### EXTRAIT
##############################
Forte de sa tradition fédérale, et dans un esprit démocratique que le monde entier nous envie (sauf la France, trop jacobine et centralisatrice pour cela), la Suisse ne laisse pas dans ce domaine l’individu seul face à l’État central. C’est pourquoi le retour à la normalité annoncé le mercredi 30 mars par M. Alain Berset désigne simplement –mais c’est énorme aux yeux d’un Français– la fin de cette situation hors-norme qui donnait à la Confédération les pouvoirs normalement dévolus aux Cantons en matière de gestion de la santé publique. Ces prérogatives exceptionnelles qui couraient depuis juin 2020 étaient justifiées par la difficulté de coordonner la lutte contre la pandémie sur tout le territoire helvétique. Les cantons redeviennent, depuis le 1er avril, responsables en ce domaine.
##############################
### DONNÉES FOURNIES

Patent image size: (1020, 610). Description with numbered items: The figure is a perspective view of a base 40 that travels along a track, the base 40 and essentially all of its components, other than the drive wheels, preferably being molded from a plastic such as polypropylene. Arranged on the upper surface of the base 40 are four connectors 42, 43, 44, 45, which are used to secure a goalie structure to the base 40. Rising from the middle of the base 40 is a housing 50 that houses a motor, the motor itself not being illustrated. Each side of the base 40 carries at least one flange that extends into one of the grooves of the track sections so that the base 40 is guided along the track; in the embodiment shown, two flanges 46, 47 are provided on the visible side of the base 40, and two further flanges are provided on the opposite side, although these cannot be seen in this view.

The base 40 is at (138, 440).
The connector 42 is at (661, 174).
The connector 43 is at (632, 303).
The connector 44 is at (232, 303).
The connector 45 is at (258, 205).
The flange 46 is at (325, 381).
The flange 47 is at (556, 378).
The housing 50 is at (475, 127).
##############################
### À FAIRE
[1] Répondez à ces questions sur l'extrait consacré au fédéralisme suisse :
(a) Qui a annoncé le retour à la normalité, et quel jour ?
(b) Depuis quand la Confédération détenait-elle ses prérogatives exceptionnelles ?
(c) À partir de quelle date les cantons redeviennent-ils responsables en ce domaine ?
[2] Poursuivez l'extrait sur le fédéralisme suisse après sa dernière phrase.

### RÉPONSES PAR CONSIGNE
[1]
(a) M. Alain Berset, le mercredi 30 mars.
(b) Depuis juin 2020.
(c) Depuis le 1er avril.

[2]
J’épingle cette nouvelle situation politico-administrative car elle m’inspire deux remarques. D’abord l’admiration d’un Français pour un pays qui non seulement est capable de mettre un terme à une organisation politique centralisées qui a perdu sa raison d’être, pays qui sait en outre que la meilleure politique est celle qui se fait au plus proche du citoyen, en tenant compte des circonstances particulières, de la personnalité des régions et de la singularité des cantons. Il s’agit là de la mise en œuvre du principe de subsidiarité, principe souvent évoqué par la doctrine sociale chrétienne, mais que l’Église romaine, en dépit de son appel à la synodalité, mise en avant voici soixante ans par le concile Vatican II, réaffirmé a bien des reprises mais que l’institution a bien du mal à mettre en œuvre.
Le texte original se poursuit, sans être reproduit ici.